(TEXT BLOCK):
▼

One challenge in that endeavor was that the hospital seemed more focused on meeting the robust standards of its accrediting organization and passing a tri-annual inspection, rather than continuously focusing on the broader goal.

So Holland Hospital switched and in 2009 became one of the early adopters of a quality-control system long embraced in the manufacturing sector and that is the basis for maintaining accreditation.

DNV Healthcare, a unit of the Norwegian-based risk management giant that began accrediting hospitals three years ago, uses ISO 9001, a system that Holland Hospital Director of Quality Rob Schwartz said puts the emphasis on areas that are more “meaningful” to drive quality and continuous improvement.

Since switching to DNV in October 2009, Holland Hospital has found the program more conducive to embedding a culture of quality among its employees and medical staff of 1,900 people. Rather than setting specific standards for hospitals to meet, which can generate a checkbox mentality, DNV Healthcare provides more of a framework for constant process improvement and accountability by staffers who regularly audit each other’s performance, Schwartz said.

“You are given free rein to have a robust quality program that focuses on what you care about, on what you think is important,” Schwartz said. “It has raised the bar and helped us in terms of the personal accountability we have in ourselves to really do what’s important.”

Holland is among eight hospitals in Michigan — including North Ottawa Community Health System in Grand Haven, Ludington’s Memorial Medical Center of West Michigan and Sturgis Hospital — and 210 nationwide to switch to DNV Healthcare since 2009, when the company first earned federal approval as a health care accrediting organization.

▲

(PROVIDED DATA):
▼

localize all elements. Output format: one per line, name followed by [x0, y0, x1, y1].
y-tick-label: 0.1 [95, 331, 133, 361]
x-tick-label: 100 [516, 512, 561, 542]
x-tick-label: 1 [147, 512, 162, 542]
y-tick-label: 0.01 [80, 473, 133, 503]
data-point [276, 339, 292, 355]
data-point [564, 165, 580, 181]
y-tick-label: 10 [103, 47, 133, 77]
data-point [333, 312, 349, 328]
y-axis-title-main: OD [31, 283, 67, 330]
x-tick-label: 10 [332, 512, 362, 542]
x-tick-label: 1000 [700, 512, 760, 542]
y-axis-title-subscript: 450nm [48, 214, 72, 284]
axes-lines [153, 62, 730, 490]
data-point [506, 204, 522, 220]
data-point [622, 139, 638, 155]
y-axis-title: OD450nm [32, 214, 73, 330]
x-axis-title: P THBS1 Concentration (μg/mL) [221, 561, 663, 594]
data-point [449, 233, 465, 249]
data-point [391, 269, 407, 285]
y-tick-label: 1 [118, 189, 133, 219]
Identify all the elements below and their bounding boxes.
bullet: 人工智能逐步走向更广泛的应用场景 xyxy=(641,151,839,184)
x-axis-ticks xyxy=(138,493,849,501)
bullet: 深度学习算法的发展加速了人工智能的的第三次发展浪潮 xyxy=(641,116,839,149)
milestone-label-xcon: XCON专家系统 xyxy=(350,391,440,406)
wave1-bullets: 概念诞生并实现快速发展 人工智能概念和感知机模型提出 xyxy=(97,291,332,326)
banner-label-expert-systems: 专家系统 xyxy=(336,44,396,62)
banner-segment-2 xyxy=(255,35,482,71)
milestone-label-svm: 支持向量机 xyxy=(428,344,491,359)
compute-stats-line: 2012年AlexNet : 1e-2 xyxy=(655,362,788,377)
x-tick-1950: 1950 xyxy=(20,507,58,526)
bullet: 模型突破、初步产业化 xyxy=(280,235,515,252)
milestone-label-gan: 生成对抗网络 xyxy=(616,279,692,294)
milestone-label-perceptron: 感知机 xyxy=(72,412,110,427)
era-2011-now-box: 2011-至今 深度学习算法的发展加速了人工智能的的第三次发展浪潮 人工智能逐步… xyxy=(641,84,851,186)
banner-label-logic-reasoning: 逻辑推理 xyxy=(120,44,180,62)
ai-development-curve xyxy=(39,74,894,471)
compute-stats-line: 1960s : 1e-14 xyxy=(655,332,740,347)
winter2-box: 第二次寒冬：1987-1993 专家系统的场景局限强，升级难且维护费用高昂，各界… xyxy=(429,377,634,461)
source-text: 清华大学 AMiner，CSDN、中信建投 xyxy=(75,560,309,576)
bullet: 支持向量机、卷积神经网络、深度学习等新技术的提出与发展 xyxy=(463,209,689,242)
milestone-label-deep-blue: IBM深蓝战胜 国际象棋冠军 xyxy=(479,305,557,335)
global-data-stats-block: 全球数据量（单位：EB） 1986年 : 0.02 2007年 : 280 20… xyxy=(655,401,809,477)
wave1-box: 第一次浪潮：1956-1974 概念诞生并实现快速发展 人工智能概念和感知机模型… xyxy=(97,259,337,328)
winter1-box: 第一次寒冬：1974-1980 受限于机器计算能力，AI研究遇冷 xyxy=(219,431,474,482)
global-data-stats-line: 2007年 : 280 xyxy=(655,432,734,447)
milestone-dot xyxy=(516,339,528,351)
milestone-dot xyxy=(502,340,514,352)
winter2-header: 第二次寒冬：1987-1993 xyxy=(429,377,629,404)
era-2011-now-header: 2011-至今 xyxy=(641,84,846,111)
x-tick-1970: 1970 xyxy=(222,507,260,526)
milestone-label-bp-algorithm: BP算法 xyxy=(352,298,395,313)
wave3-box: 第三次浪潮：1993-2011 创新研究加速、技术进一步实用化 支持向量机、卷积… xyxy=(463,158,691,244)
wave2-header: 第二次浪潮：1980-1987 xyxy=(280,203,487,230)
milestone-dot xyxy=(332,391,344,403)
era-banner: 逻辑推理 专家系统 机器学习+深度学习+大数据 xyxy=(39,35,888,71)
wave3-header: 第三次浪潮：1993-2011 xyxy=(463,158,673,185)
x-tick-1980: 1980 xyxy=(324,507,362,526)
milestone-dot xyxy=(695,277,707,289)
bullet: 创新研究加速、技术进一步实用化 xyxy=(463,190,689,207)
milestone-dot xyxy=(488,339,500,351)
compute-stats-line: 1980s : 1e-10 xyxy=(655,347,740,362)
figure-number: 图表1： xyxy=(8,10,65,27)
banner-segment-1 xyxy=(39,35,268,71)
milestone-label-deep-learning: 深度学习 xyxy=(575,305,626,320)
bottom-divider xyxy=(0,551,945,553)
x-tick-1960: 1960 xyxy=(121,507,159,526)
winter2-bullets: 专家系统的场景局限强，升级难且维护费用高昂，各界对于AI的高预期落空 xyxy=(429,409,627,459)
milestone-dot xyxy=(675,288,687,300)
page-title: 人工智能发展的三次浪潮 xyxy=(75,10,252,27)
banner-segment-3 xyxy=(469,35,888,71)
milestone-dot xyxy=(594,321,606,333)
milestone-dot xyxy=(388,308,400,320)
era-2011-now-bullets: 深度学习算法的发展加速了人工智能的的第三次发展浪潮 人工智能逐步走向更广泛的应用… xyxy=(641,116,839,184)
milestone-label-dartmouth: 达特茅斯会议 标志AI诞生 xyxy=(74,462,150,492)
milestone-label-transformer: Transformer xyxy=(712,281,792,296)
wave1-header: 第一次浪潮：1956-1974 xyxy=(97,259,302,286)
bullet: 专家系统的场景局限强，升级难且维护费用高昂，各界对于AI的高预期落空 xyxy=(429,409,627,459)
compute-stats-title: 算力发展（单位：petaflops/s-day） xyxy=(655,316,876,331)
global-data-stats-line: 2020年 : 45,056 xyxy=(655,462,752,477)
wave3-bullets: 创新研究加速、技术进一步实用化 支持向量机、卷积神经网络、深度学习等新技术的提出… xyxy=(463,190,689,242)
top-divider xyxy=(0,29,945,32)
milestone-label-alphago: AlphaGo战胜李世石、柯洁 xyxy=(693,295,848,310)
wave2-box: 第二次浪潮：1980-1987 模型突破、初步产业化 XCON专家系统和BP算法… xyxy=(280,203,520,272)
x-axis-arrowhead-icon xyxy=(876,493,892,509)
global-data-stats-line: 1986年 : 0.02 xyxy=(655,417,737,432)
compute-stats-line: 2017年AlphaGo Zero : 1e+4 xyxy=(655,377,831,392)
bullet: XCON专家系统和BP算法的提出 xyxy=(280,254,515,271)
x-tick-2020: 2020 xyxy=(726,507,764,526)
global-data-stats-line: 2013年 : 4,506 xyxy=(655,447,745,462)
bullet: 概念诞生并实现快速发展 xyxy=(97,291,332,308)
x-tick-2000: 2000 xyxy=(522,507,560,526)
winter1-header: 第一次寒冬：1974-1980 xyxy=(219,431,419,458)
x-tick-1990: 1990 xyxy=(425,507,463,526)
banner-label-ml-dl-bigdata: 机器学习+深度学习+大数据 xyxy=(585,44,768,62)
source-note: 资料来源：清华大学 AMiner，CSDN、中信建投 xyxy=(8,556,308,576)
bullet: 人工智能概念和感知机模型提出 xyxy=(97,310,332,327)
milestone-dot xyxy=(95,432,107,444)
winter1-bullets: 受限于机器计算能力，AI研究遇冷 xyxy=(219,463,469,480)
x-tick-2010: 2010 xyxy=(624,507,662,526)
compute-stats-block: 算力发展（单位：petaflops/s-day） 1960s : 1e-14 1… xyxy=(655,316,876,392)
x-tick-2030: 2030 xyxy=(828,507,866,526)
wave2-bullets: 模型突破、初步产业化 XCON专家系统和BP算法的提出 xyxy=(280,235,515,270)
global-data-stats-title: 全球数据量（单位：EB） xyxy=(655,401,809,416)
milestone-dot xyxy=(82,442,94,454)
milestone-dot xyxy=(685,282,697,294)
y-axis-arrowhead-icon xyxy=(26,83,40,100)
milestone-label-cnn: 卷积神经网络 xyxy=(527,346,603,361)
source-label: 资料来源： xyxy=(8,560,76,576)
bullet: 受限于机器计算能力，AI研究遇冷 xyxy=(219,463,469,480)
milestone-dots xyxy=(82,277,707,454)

▲

(TASK STATEMENT):
Extract the part of the hospital accreditation article from "One challenge in" to "for maintaining accreditation.", copying it word for word.

(TASK RESULT):
One challenge in that endeavor was that the hospital seemed more focused on meeting the robust standards of its accrediting organization and passing a tri-annual inspection, rather than continuously focusing on the broader goal.

So Holland Hospital switched and in 2009 became one of the early adopters of a quality-control system long embraced in the manufacturing sector and that is the basis for maintaining accreditation.